(Region boundary data)
** Start **
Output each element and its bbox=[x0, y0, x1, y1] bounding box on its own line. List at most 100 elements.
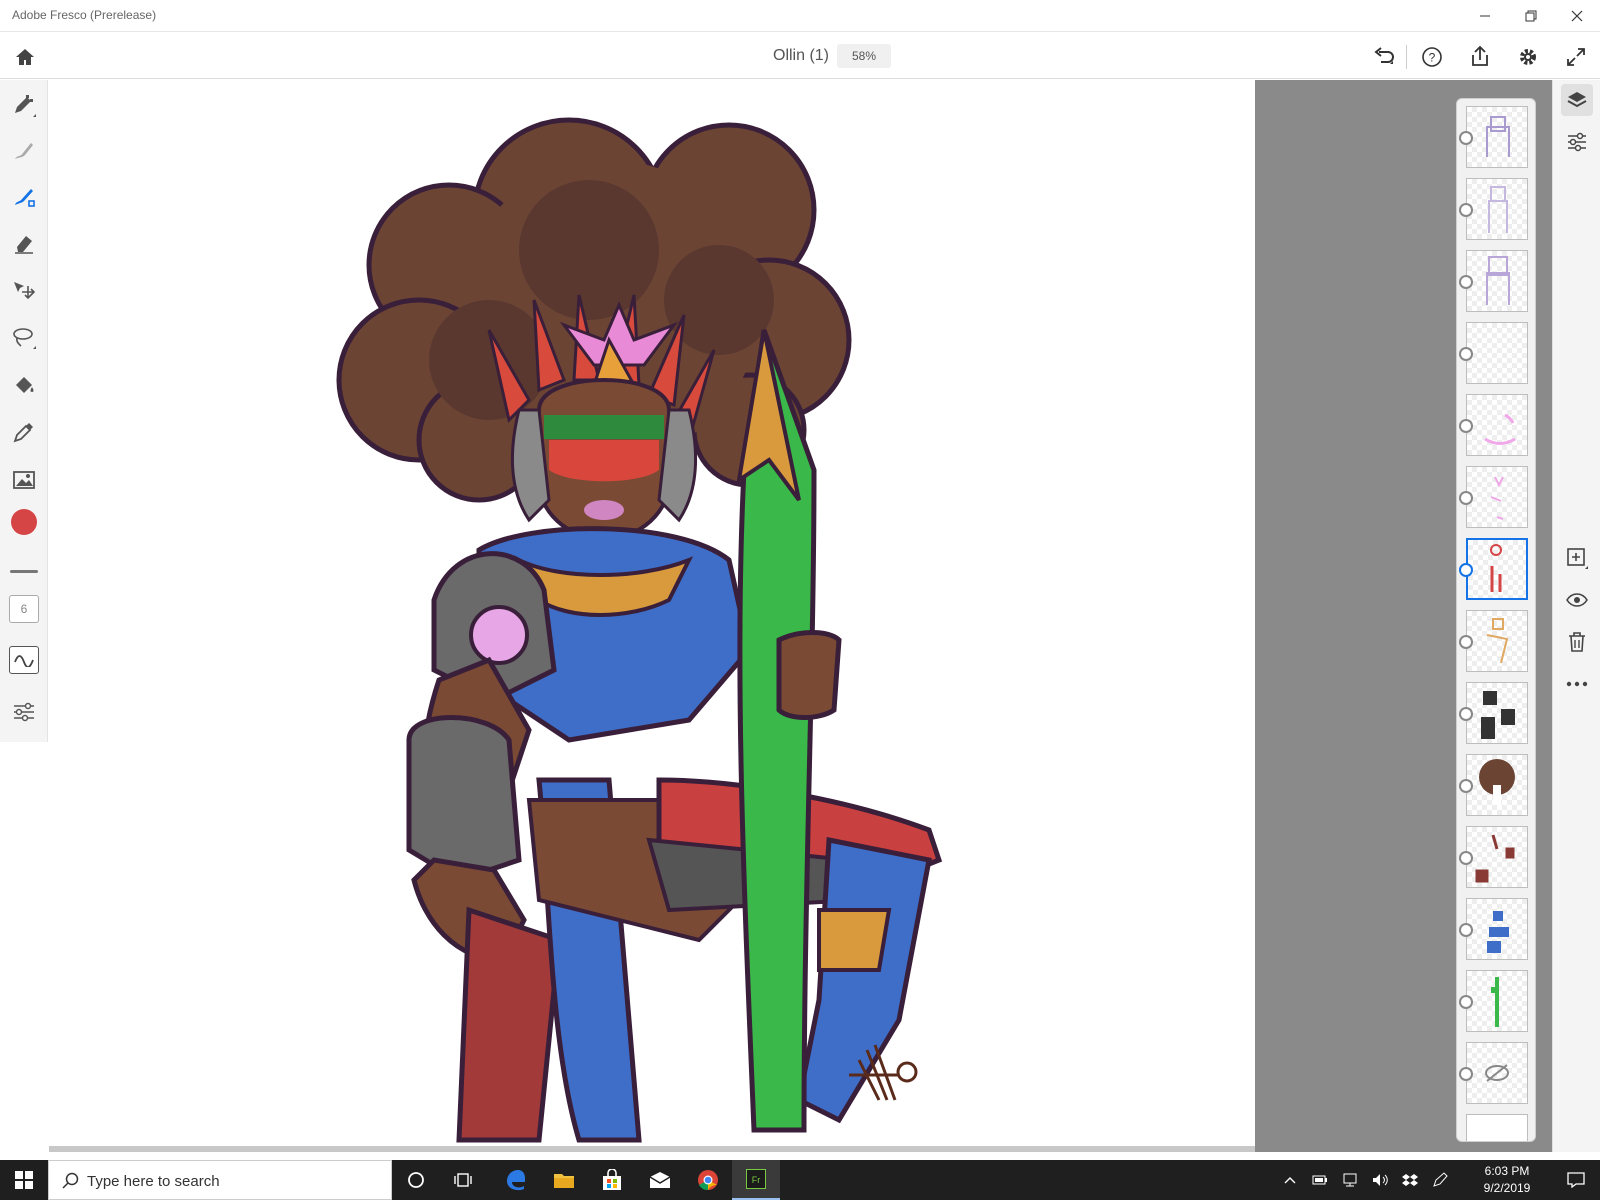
system-clock[interactable]: 6:03 PM 9/2/2019 bbox=[1474, 1163, 1540, 1197]
layer-thumbnail[interactable] bbox=[1466, 610, 1528, 672]
share-button[interactable] bbox=[1466, 43, 1494, 71]
layer-thumbnail[interactable] bbox=[1466, 898, 1528, 960]
fresco-app-active[interactable]: Fr bbox=[732, 1160, 780, 1200]
lips bbox=[584, 500, 624, 520]
restore-button[interactable] bbox=[1508, 0, 1554, 32]
battery-icon bbox=[1312, 1175, 1327, 1185]
add-layer-button[interactable] bbox=[1561, 542, 1593, 574]
layer-thumbnail[interactable] bbox=[1466, 394, 1528, 456]
vector-brush-tool[interactable] bbox=[6, 180, 42, 216]
battery-tray-icon[interactable] bbox=[1306, 1160, 1334, 1200]
network-tray-icon[interactable] bbox=[1336, 1160, 1364, 1200]
artwork-illustration bbox=[336, 117, 943, 1143]
layers-button[interactable] bbox=[1561, 84, 1593, 116]
layer-preview bbox=[1481, 691, 1515, 739]
layer-visibility-toggle[interactable] bbox=[1459, 563, 1473, 577]
chrome-app[interactable] bbox=[684, 1160, 732, 1200]
undo-button[interactable] bbox=[1370, 43, 1398, 71]
taskbar-search-box[interactable]: Type here to search bbox=[48, 1160, 392, 1200]
canvas-scrollbar[interactable] bbox=[49, 1146, 1255, 1152]
left-leg bbox=[456, 906, 562, 1143]
mail-app[interactable] bbox=[636, 1160, 684, 1200]
task-view-button[interactable] bbox=[440, 1160, 488, 1200]
layer-thumbnail[interactable] bbox=[1466, 754, 1528, 816]
transform-tool[interactable] bbox=[6, 274, 42, 310]
layers-panel bbox=[1456, 98, 1536, 1142]
task-view-icon bbox=[454, 1173, 472, 1187]
eyedropper-tool[interactable] bbox=[6, 414, 42, 450]
eye-icon bbox=[1566, 593, 1588, 607]
show-hidden-icons[interactable] bbox=[1276, 1160, 1304, 1200]
right-hand bbox=[776, 630, 842, 720]
layer-thumbnail[interactable] bbox=[1466, 826, 1528, 888]
color-swatch[interactable] bbox=[6, 504, 42, 540]
layer-visibility-toggle[interactable] bbox=[1459, 851, 1473, 865]
folder-icon bbox=[554, 1174, 574, 1188]
settings-button[interactable] bbox=[1514, 43, 1542, 71]
layer-visibility-toggle[interactable] bbox=[1459, 923, 1473, 937]
fill-tool[interactable] bbox=[6, 368, 42, 404]
brush-settings-button[interactable] bbox=[9, 646, 39, 674]
live-brush-icon bbox=[15, 143, 33, 159]
close-button[interactable] bbox=[1554, 0, 1600, 32]
action-center-button[interactable] bbox=[1552, 1160, 1600, 1200]
live-brush-tool[interactable] bbox=[6, 134, 42, 170]
layer-visibility-toggle[interactable] bbox=[1459, 707, 1473, 721]
more-options-button[interactable] bbox=[1561, 668, 1593, 700]
eraser-tool[interactable] bbox=[6, 226, 42, 262]
fullscreen-button[interactable] bbox=[1562, 43, 1590, 71]
start-button[interactable] bbox=[0, 1160, 48, 1200]
layer-visibility-toggle[interactable] bbox=[1459, 275, 1473, 289]
help-button[interactable]: ? bbox=[1418, 43, 1446, 71]
layer-visibility-toggle[interactable] bbox=[1459, 131, 1473, 145]
layer-visibility-toggle[interactable] bbox=[1459, 347, 1473, 361]
close-icon bbox=[1571, 10, 1583, 22]
layer-thumbnail-selected[interactable] bbox=[1466, 538, 1528, 600]
speaker-icon bbox=[1373, 1174, 1388, 1186]
sliders-icon bbox=[1568, 132, 1586, 152]
layer-visibility-toggle[interactable] bbox=[1459, 635, 1473, 649]
tool-options-button[interactable] bbox=[6, 694, 42, 730]
layer-thumbnail[interactable] bbox=[1466, 250, 1528, 312]
home-button[interactable] bbox=[12, 45, 38, 69]
layer-visibility-button[interactable] bbox=[1561, 584, 1593, 616]
drawing-canvas[interactable] bbox=[49, 80, 1255, 1152]
layer-thumbnail[interactable] bbox=[1466, 322, 1528, 384]
layer-visibility-toggle[interactable] bbox=[1459, 491, 1473, 505]
layer-visibility-toggle[interactable] bbox=[1459, 203, 1473, 217]
minimize-button[interactable] bbox=[1462, 0, 1508, 32]
lasso-tool[interactable] bbox=[6, 320, 42, 356]
delete-layer-button[interactable] bbox=[1561, 626, 1593, 658]
pixel-brush-tool[interactable] bbox=[6, 88, 42, 124]
volume-tray-icon[interactable] bbox=[1366, 1160, 1394, 1200]
file-explorer-app[interactable] bbox=[540, 1160, 588, 1200]
layer-visibility-toggle[interactable] bbox=[1459, 779, 1473, 793]
layer-visibility-toggle[interactable] bbox=[1459, 995, 1473, 1009]
layer-visibility-toggle[interactable] bbox=[1459, 419, 1473, 433]
brush-size-field[interactable]: 6 bbox=[9, 595, 39, 623]
layer-preview bbox=[1490, 476, 1504, 520]
pen-tray-icon[interactable] bbox=[1426, 1160, 1454, 1200]
chevron-up-icon bbox=[1284, 1177, 1296, 1184]
edge-browser-app[interactable] bbox=[492, 1160, 540, 1200]
zoom-level[interactable]: 58% bbox=[837, 44, 891, 68]
place-image-tool[interactable] bbox=[6, 462, 42, 498]
document-title[interactable]: Ollin (1) bbox=[773, 47, 829, 65]
dropbox-tray-icon[interactable] bbox=[1396, 1160, 1424, 1200]
sliders-icon bbox=[14, 702, 34, 722]
layer-thumbnail[interactable] bbox=[1466, 106, 1528, 168]
store-app[interactable] bbox=[588, 1160, 636, 1200]
fresco-app-icon: Fr bbox=[746, 1169, 766, 1189]
layer-thumbnail[interactable] bbox=[1466, 178, 1528, 240]
layer-thumbnail[interactable] bbox=[1466, 466, 1528, 528]
layer-visibility-toggle[interactable] bbox=[1459, 1067, 1473, 1081]
app-header: Ollin (1) 58% ? bbox=[0, 33, 1600, 79]
layer-thumbnail[interactable] bbox=[1466, 1114, 1528, 1141]
cortana-button[interactable] bbox=[392, 1160, 440, 1200]
eyedropper-icon bbox=[13, 423, 33, 443]
layer-thumbnail[interactable] bbox=[1466, 1042, 1528, 1104]
pen-icon bbox=[1433, 1172, 1448, 1187]
layer-thumbnail[interactable] bbox=[1466, 970, 1528, 1032]
layer-thumbnail[interactable] bbox=[1466, 682, 1528, 744]
layer-properties-button[interactable] bbox=[1561, 126, 1593, 158]
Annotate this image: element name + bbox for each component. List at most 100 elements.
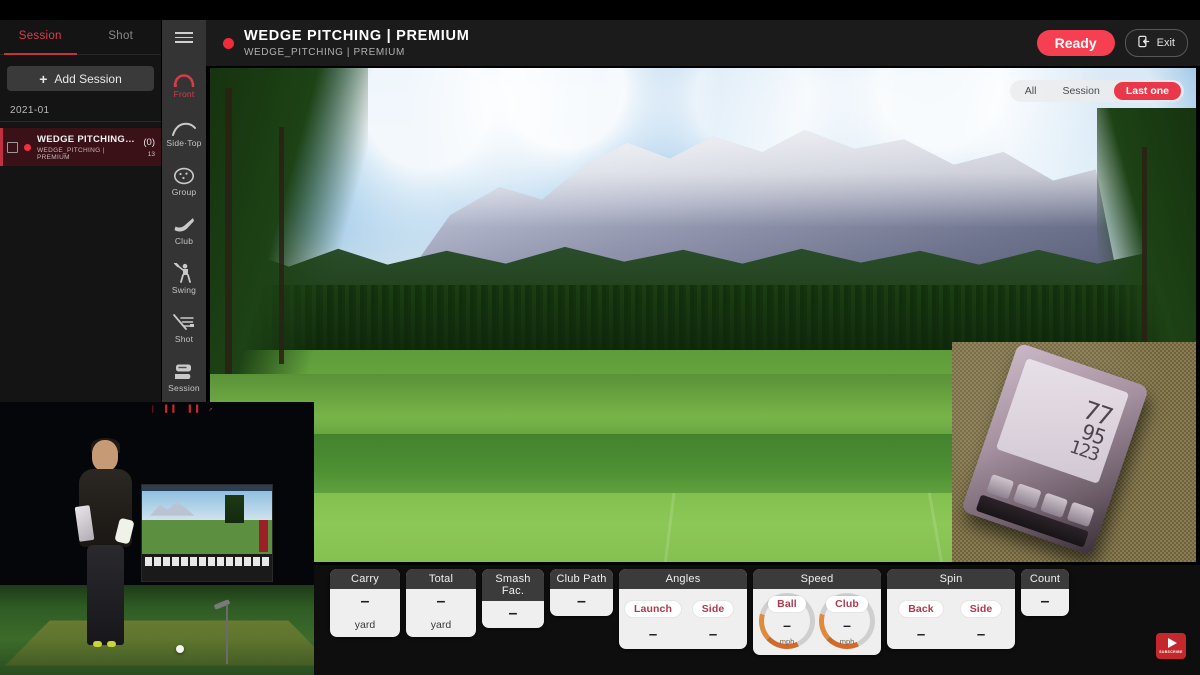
** End **
Task directions: Can you turn all the lines above into a JSON list of strings, one string per line, with blank lines skipped and the pictures left out?

In response:
[
  "Output each element and its bbox=[x0, y0, x1, y1] bounding box on its own line. List at most 100 elements.",
  "system-clock[interactable]: 6:03 PM 9/2/2019 bbox=[1474, 1163, 1540, 1197]",
  "layer-thumbnail[interactable] bbox=[1466, 610, 1528, 672]",
  "share-button[interactable] bbox=[1466, 43, 1494, 71]",
  "layer-thumbnail[interactable] bbox=[1466, 898, 1528, 960]",
  "fresco-app-active[interactable]: Fr bbox=[732, 1160, 780, 1200]",
  "lips bbox=[584, 500, 624, 520]",
  "restore-button[interactable] bbox=[1508, 0, 1554, 32]",
  "battery-icon bbox=[1312, 1175, 1327, 1185]",
  "add-layer-button[interactable] bbox=[1561, 542, 1593, 574]",
  "layer-thumbnail[interactable] bbox=[1466, 394, 1528, 456]",
  "vector-brush-tool[interactable] bbox=[6, 180, 42, 216]",
  "battery-tray-icon[interactable] bbox=[1306, 1160, 1334, 1200]",
  "network-tray-icon[interactable] bbox=[1336, 1160, 1364, 1200]",
  "artwork-illustration bbox=[336, 117, 943, 1143]",
  "layers-button[interactable] bbox=[1561, 84, 1593, 116]",
  "layer-preview bbox=[1481, 691, 1515, 739]",
  "layer-visibility-toggle[interactable] bbox=[1459, 563, 1473, 577]",
  "chrome-app[interactable] bbox=[684, 1160, 732, 1200]",
  "undo-button[interactable] bbox=[1370, 43, 1398, 71]",
  "taskbar-search-box[interactable]: Type here to search bbox=[48, 1160, 392, 1200]",
  "canvas-scrollbar[interactable] bbox=[49, 1146, 1255, 1152]",
  "left-leg bbox=[456, 906, 562, 1143]",
  "mail-app[interactable] bbox=[636, 1160, 684, 1200]",
  "task-view-button[interactable] bbox=[440, 1160, 488, 1200]",
  "layer-thumbnail[interactable] bbox=[1466, 754, 1528, 816]",
  "transform-tool[interactable] bbox=[6, 274, 42, 310]",
  "layers-panel bbox=[1456, 98, 1536, 1142]",
  "task-view-icon bbox=[454, 1173, 472, 1187]",
  "eyedropper-tool[interactable] bbox=[6, 414, 42, 450]",
  "eye-icon bbox=[1566, 593, 1588, 607]",
  "show-hidden-icons[interactable] bbox=[1276, 1160, 1304, 1200]",
  "right-hand bbox=[776, 630, 842, 720]",
  "layer-thumbnail[interactable] bbox=[1466, 826, 1528, 888]",
  "color-swatch[interactable] bbox=[6, 504, 42, 540]",
  "layer-visibility-toggle[interactable] bbox=[1459, 851, 1473, 865]",
  "folder-icon bbox=[554, 1174, 574, 1188]",
  "settings-button[interactable] bbox=[1514, 43, 1542, 71]",
  "layer-visibility-toggle[interactable] bbox=[1459, 923, 1473, 937]",
  "fill-tool[interactable] bbox=[6, 368, 42, 404]",
  "brush-settings-button[interactable] bbox=[9, 646, 39, 674]",
  "live-brush-icon bbox=[15, 143, 33, 159]",
  "close-button[interactable] bbox=[1554, 0, 1600, 32]",
  "action-center-button[interactable] bbox=[1552, 1160, 1600, 1200]",
  "live-brush-tool[interactable] bbox=[6, 134, 42, 170]",
  "layer-visibility-toggle[interactable] bbox=[1459, 707, 1473, 721]",
  "more-options-button[interactable] bbox=[1561, 668, 1593, 700]",
  "eraser-tool[interactable] bbox=[6, 226, 42, 262]",
  "fullscreen-button[interactable] bbox=[1562, 43, 1590, 71]",
  "start-button[interactable] bbox=[0, 1160, 48, 1200]",
  "layer-visibility-toggle[interactable] bbox=[1459, 275, 1473, 289]",
  "help-button[interactable]: ? bbox=[1418, 43, 1446, 71]",
  "layer-visibility-toggle[interactable] bbox=[1459, 131, 1473, 145]",
  "layer-visibility-toggle[interactable] bbox=[1459, 347, 1473, 361]",
  "close-icon bbox=[1571, 10, 1583, 22]",
  "layer-thumbnail-selected[interactable] bbox=[1466, 538, 1528, 600]",
  "speaker-icon bbox=[1373, 1174, 1388, 1186]",
  "sliders-icon bbox=[1568, 132, 1586, 152]",
  "layer-visibility-toggle[interactable] bbox=[1459, 635, 1473, 649]",
  "tool-options-button[interactable] bbox=[6, 694, 42, 730]",
  "layer-thumbnail[interactable] bbox=[1466, 250, 1528, 312]",
  "home-button[interactable] bbox=[12, 45, 38, 69]",
  "layer-visibility-button[interactable] bbox=[1561, 584, 1593, 616]",
  "drawing-canvas[interactable] bbox=[49, 80, 1255, 1152]",
  "layer-thumbnail[interactable] bbox=[1466, 322, 1528, 384]",
  "layer-visibility-toggle[interactable] bbox=[1459, 491, 1473, 505]",
  "layer-visibility-toggle[interactable] bbox=[1459, 203, 1473, 217]",
  "minimize-button[interactable] bbox=[1462, 0, 1508, 32]",
  "lasso-tool[interactable] bbox=[6, 320, 42, 356]",
  "delete-layer-button[interactable] bbox=[1561, 626, 1593, 658]",
  "pixel-brush-tool[interactable] bbox=[6, 88, 42, 124]",
  "volume-tray-icon[interactable] bbox=[1366, 1160, 1394, 1200]",
  "file-explorer-app[interactable] bbox=[540, 1160, 588, 1200]",
  "layer-visibility-toggle[interactable] bbox=[1459, 779, 1473, 793]",
  "layer-visibility-toggle[interactable] bbox=[1459, 995, 1473, 1009]",
  "layer-visibility-toggle[interactable] bbox=[1459, 419, 1473, 433]",
  "brush-size-field[interactable]: 6 bbox=[9, 595, 39, 623]",
  "layer-preview bbox=[1490, 476, 1504, 520]",
  "pen-tray-icon[interactable] bbox=[1426, 1160, 1454, 1200]",
  "chevron-up-icon bbox=[1284, 1177, 1296, 1184]",
  "edge-browser-app[interactable] bbox=[492, 1160, 540, 1200]",
  "zoom-level[interactable]: 58% bbox=[837, 44, 891, 68]",
  "place-image-tool[interactable] bbox=[6, 462, 42, 498]",
  "document-title[interactable]: Ollin (1) bbox=[773, 47, 829, 65]",
  "dropbox-tray-icon[interactable] bbox=[1396, 1160, 1424, 1200]",
  "sliders-icon bbox=[14, 702, 34, 722]",
  "layer-thumbnail[interactable] bbox=[1466, 106, 1528, 168]",
  "store-app[interactable] bbox=[588, 1160, 636, 1200]",
  "fresco-app-icon: Fr bbox=[746, 1169, 766, 1189]",
  "layer-thumbnail[interactable] bbox=[1466, 178, 1528, 240]",
  "layer-thumbnail[interactable] bbox=[1466, 466, 1528, 528]",
  "layer-visibility-toggle[interactable] bbox=[1459, 1067, 1473, 1081]",
  "app-header: Ollin (1) 58% ? bbox=[0, 33, 1600, 79]",
  "layer-thumbnail[interactable] bbox=[1466, 1114, 1528, 1141]",
  "cortana-button[interactable] bbox=[392, 1160, 440, 1200]",
  "eyedropper-icon bbox=[13, 423, 33, 443]",
  "layer-thumbnail[interactable] bbox=[1466, 1042, 1528, 1104]",
  "pen-icon bbox=[1433, 1172, 1448, 1187]",
  "layer-thumbnail[interactable] bbox=[1466, 970, 1528, 1032]",
  "layer-thumbnail[interactable] bbox=[1466, 682, 1528, 744]",
  "layer-properties-button[interactable] bbox=[1561, 126, 1593, 158]",
  "Annotate this image: element name + bbox for each component. List at most 100 elements."
]